EXERCISE BRIEF: Locate the word "JSON" in the material, then show every line that holds it.

[Dataset records]

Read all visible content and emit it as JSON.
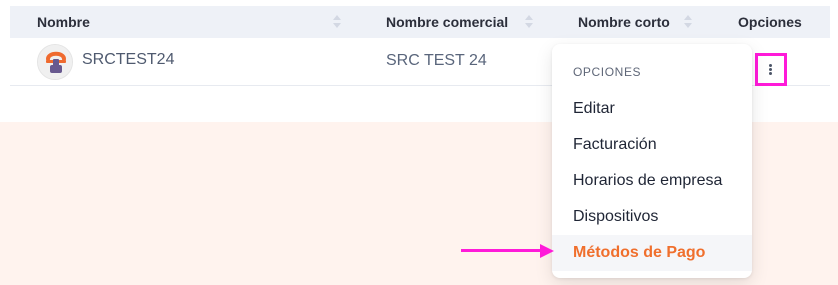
{
  "table": {
    "headers": {
      "nombre": "Nombre",
      "nombre_comercial": "Nombre comercial",
      "nombre_corto": "Nombre corto",
      "opciones": "Opciones"
    },
    "rows": [
      {
        "nombre": "SRCTEST24",
        "nombre_comercial": "SRC TEST 24",
        "nombre_corto": ""
      }
    ]
  },
  "dropdown": {
    "title": "OPCIONES",
    "items": [
      {
        "label": "Editar"
      },
      {
        "label": "Facturación"
      },
      {
        "label": "Horarios de empresa"
      },
      {
        "label": "Dispositivos"
      },
      {
        "label": "Métodos de Pago",
        "active": true
      }
    ]
  },
  "icons": {
    "avatar": "company-logo-icon",
    "sort": "sort-icon",
    "options": "kebab-menu-icon",
    "annotation": "arrow-right-icon"
  },
  "colors": {
    "header_background": "#eef1f7",
    "page_background": "#fff3ee",
    "accent": "#f06f2d",
    "annotation": "#ff1ad9"
  }
}
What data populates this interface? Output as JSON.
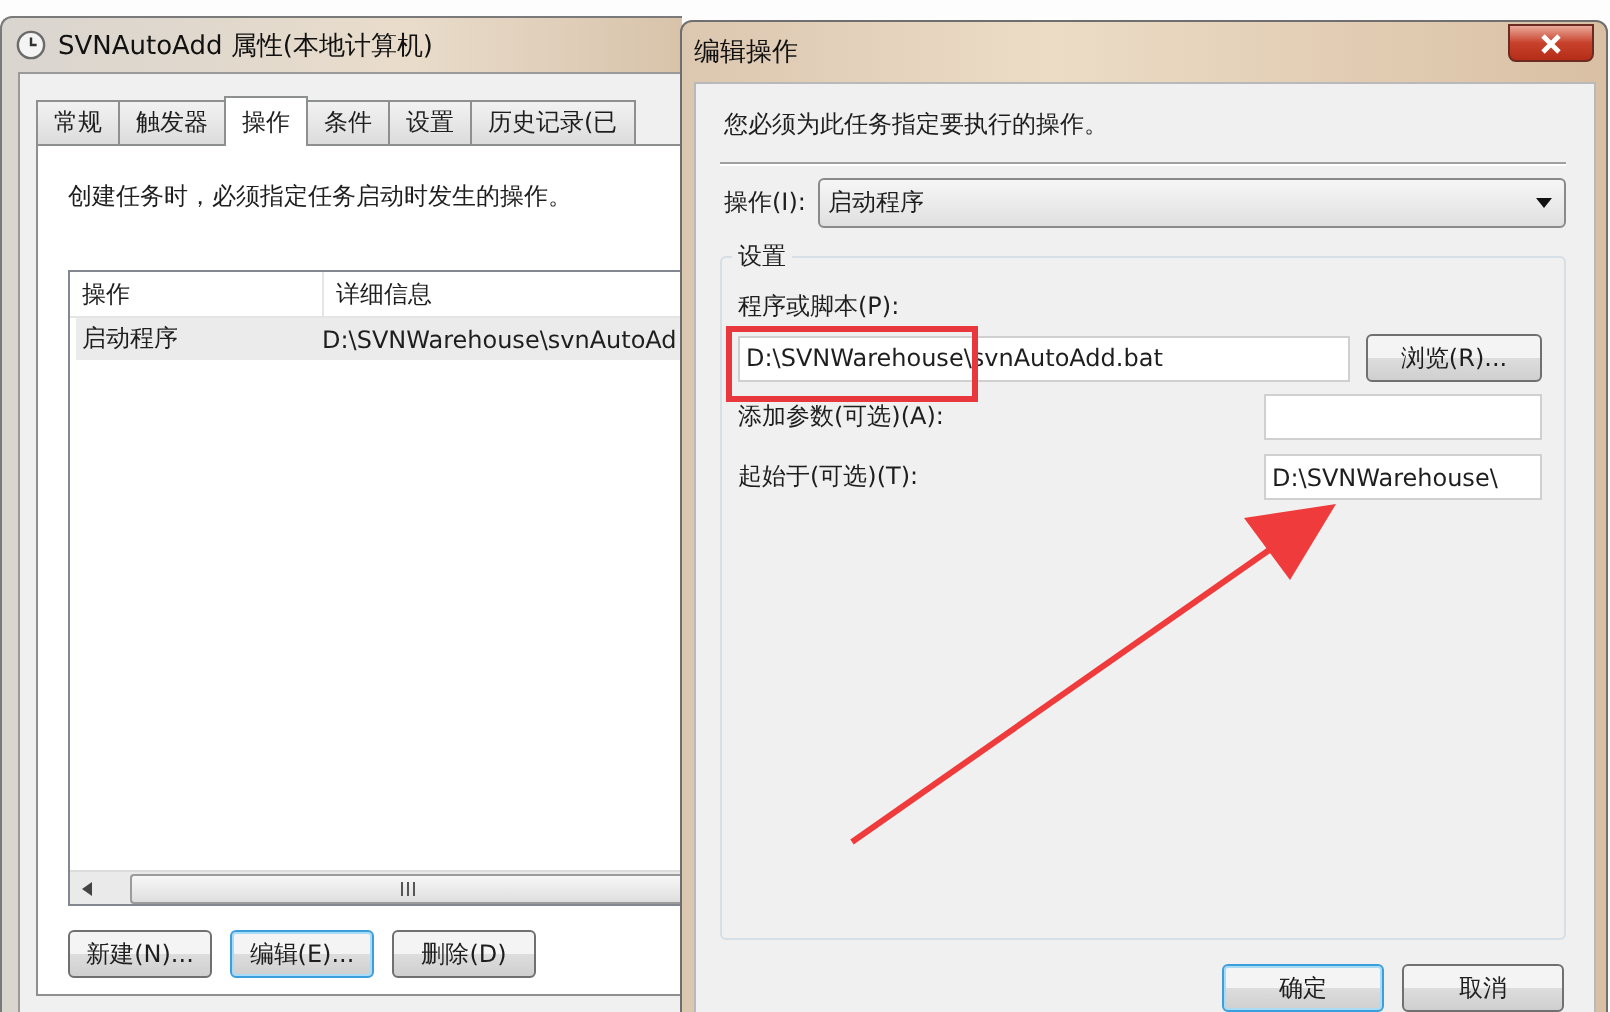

TASK OUTPUT:
Read all visible content and emit it as JSON.
What data populates this interface? Output as JSON.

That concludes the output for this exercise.